WHAT IS EXPECTED: Output all records precisely as written.

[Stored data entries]

□ □ □ □ □ □ □

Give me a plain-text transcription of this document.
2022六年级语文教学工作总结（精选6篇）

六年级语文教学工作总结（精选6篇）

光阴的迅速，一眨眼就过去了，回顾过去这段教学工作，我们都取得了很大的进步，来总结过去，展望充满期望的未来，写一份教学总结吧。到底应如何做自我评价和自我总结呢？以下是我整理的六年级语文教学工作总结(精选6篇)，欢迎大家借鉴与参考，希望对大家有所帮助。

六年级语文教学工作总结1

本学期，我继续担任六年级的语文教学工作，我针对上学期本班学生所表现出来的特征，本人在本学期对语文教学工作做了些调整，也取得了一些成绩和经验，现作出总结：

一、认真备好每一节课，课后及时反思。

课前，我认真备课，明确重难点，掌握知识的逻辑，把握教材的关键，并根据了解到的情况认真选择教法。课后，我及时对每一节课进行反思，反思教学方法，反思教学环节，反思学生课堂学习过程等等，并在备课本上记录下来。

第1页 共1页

□ □ □ □ □ □ □

SOLUTION TO THIS PROBLEM:
Give me a plain-text transcription of this document.
2022六年级语文教学工作总结（精选6篇）

六年级语文教学工作总结（精选6篇）

光阴的迅速，一眨眼就过去了，回顾过去这段教学工作，我们都取得了很大的进步，来总结过去，展望充满期望的未来，写一份教学总结吧。到底应如何做自我评价和自我总结呢？以下是我整理的六年级语文教学工作总结(精选6篇)，欢迎大家借鉴与参考，希望对大家有所帮助。

六年级语文教学工作总结1

本学期，我继续担任六年级的语文教学工作，我针对上学期本班学生所表现出来的特征，本人在本学期对语文教学工作做了些调整，也取得了一些成绩和经验，现作出总结：

一、认真备好每一节课，课后及时反思。

课前，我认真备课，明确重难点，掌握知识的逻辑，把握教材的关键，并根据了解到的情况认真选择教法。课后，我及时对每一节课进行反思，反思教学方法，反思教学环节，反思学生课堂学习过程等等，并在备课本上记录下来。

第1页 共1页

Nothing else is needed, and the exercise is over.